STATED PROBLEM: Copy the data word for word, keeping every line.

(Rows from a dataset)
══════

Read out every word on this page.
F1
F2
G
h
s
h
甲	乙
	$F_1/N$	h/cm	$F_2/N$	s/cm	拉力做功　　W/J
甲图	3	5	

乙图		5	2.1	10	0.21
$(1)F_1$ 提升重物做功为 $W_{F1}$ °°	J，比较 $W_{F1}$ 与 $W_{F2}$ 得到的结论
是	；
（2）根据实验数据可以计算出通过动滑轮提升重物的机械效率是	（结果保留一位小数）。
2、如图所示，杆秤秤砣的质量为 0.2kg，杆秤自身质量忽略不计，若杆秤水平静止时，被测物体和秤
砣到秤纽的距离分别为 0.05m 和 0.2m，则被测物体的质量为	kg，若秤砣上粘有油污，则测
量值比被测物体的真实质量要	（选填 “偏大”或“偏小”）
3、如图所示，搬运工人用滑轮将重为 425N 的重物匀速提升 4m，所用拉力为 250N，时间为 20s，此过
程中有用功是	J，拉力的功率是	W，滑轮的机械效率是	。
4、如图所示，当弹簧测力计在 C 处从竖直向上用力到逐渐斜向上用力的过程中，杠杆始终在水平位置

══════

IN RESPONSE:
Read out every word on this page.
F1
F2
G
h
s
h
甲	乙
	$F_1/N$	h/cm	$F_2/N$	s/cm	拉力做功　　W/J
甲图	3	5	

乙图		5	2.1	10	0.21
$(1)F_1$ 提升重物做功为 $W_{F1}$ °°	J，比较 $W_{F1}$ 与 $W_{F2}$ 得到的结论
是	；
（2）根据实验数据可以计算出通过动滑轮提升重物的机械效率是	（结果保留一位小数）。
2、如图所示，杆秤秤砣的质量为 0.2kg，杆秤自身质量忽略不计，若杆秤水平静止时，被测物体和秤
砣到秤纽的距离分别为 0.05m 和 0.2m，则被测物体的质量为	kg，若秤砣上粘有油污，则测
量值比被测物体的真实质量要	（选填 “偏大”或“偏小”）
3、如图所示，搬运工人用滑轮将重为 425N 的重物匀速提升 4m，所用拉力为 250N，时间为 20s，此过
程中有用功是	J，拉力的功率是	W，滑轮的机械效率是	。
4、如图所示，当弹簧测力计在 C 处从竖直向上用力到逐渐斜向上用力的过程中，杠杆始终在水平位置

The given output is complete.